What is expected | Lines from the one containing "OCR this image." through the last line of the data are to be repeated word for word, both ends included.

Records:

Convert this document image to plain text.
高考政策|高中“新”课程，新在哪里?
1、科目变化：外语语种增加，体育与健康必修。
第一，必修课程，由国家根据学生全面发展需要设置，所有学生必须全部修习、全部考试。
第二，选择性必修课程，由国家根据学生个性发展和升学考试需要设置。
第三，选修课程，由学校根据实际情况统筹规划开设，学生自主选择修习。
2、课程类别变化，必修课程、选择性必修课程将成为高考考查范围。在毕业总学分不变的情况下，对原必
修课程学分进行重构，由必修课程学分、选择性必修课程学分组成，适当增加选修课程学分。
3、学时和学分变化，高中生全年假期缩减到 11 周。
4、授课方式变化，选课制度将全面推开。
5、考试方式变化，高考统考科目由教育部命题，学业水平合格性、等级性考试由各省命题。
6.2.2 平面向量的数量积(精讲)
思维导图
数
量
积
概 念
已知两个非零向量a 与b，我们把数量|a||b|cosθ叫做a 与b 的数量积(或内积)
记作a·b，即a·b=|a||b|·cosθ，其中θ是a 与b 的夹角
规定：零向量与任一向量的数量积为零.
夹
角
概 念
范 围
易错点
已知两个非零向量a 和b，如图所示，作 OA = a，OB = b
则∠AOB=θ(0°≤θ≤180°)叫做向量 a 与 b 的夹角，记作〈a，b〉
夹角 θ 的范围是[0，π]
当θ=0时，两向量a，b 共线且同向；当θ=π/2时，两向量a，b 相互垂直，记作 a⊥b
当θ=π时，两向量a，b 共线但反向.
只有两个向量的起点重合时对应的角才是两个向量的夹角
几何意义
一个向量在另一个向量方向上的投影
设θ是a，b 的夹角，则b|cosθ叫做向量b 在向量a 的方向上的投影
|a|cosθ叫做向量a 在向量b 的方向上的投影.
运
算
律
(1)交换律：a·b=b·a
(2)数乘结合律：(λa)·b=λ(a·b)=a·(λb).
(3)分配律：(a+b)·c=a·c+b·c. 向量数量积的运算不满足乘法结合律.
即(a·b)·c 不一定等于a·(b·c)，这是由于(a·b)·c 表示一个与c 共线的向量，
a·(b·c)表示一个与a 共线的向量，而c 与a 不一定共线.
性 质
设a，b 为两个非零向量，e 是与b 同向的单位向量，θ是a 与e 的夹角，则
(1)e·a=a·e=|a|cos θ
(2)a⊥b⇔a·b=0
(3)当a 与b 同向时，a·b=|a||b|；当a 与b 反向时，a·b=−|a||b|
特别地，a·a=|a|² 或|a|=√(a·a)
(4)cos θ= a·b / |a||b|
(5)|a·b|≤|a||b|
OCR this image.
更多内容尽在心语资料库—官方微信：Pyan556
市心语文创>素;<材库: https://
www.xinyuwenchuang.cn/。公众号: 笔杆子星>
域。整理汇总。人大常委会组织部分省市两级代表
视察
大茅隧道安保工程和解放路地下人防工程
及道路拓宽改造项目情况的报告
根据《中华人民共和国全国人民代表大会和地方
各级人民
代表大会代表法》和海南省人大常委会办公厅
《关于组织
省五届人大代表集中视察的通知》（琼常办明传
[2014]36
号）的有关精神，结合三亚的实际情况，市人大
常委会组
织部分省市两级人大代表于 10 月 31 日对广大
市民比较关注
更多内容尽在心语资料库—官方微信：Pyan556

Task solution |
OCR this image.
更多内容尽在心语资料库—官方微信：Pyan556
市心语文创>素;<材库: https://
www.xinyuwenchuang.cn/。公众号: 笔杆子星>
域。整理汇总。人大常委会组织部分省市两级代表
视察
大茅隧道安保工程和解放路地下人防工程
及道路拓宽改造项目情况的报告
根据《中华人民共和国全国人民代表大会和地方
各级人民
代表大会代表法》和海南省人大常委会办公厅
《关于组织
省五届人大代表集中视察的通知》（琼常办明传
[2014]36
号）的有关精神，结合三亚的实际情况，市人大
常委会组
织部分省市两级人大代表于 10 月 31 日对广大
市民比较关注
更多内容尽在心语资料库—官方微信：Pyan556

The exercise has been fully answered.